-- CHALLENGE --
Which lines in the items below contain the string "diagram"? Return each one in full.

-------- DATA --------

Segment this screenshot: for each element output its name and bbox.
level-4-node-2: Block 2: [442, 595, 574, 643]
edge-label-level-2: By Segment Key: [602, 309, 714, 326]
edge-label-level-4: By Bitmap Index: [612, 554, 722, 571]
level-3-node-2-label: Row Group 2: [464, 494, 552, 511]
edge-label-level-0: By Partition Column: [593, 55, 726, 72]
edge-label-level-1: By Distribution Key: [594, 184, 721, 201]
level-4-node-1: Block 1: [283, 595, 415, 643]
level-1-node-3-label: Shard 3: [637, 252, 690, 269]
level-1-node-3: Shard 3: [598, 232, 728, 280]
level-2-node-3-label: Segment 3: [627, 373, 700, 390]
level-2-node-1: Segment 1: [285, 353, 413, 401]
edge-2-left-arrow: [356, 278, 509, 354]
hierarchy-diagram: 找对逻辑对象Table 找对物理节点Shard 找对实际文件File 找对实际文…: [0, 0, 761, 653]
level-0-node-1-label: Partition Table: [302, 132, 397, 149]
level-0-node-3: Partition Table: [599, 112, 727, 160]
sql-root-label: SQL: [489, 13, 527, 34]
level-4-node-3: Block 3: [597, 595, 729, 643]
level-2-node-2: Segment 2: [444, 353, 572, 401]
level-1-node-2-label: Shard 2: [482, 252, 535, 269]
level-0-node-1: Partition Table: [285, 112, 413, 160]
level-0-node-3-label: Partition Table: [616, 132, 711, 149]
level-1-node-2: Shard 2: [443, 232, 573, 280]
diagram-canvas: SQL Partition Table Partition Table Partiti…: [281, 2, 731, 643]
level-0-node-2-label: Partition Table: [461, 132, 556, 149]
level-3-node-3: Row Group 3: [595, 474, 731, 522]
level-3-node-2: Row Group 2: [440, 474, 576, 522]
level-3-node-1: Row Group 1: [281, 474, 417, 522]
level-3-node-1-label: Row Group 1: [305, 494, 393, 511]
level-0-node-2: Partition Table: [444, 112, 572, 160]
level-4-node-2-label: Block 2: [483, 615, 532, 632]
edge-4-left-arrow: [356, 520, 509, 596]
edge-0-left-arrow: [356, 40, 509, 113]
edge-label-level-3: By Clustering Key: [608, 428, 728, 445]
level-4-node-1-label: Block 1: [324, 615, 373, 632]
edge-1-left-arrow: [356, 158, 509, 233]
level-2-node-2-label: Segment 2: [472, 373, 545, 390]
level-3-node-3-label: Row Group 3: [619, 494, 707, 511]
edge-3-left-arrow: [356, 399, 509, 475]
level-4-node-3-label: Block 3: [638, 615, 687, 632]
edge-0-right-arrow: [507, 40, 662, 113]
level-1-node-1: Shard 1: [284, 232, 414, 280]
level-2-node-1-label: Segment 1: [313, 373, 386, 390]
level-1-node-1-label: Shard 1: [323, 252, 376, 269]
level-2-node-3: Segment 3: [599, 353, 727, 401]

--------

-- WORKED SOLUTION --
hierarchy-diagram: 找对逻辑对象Table 找对物理节点Shard 找对实际文件File 找对实际文…: [0, 0, 761, 653]
diagram-canvas: SQL Partition Table Partition Table Partiti…: [281, 2, 731, 643]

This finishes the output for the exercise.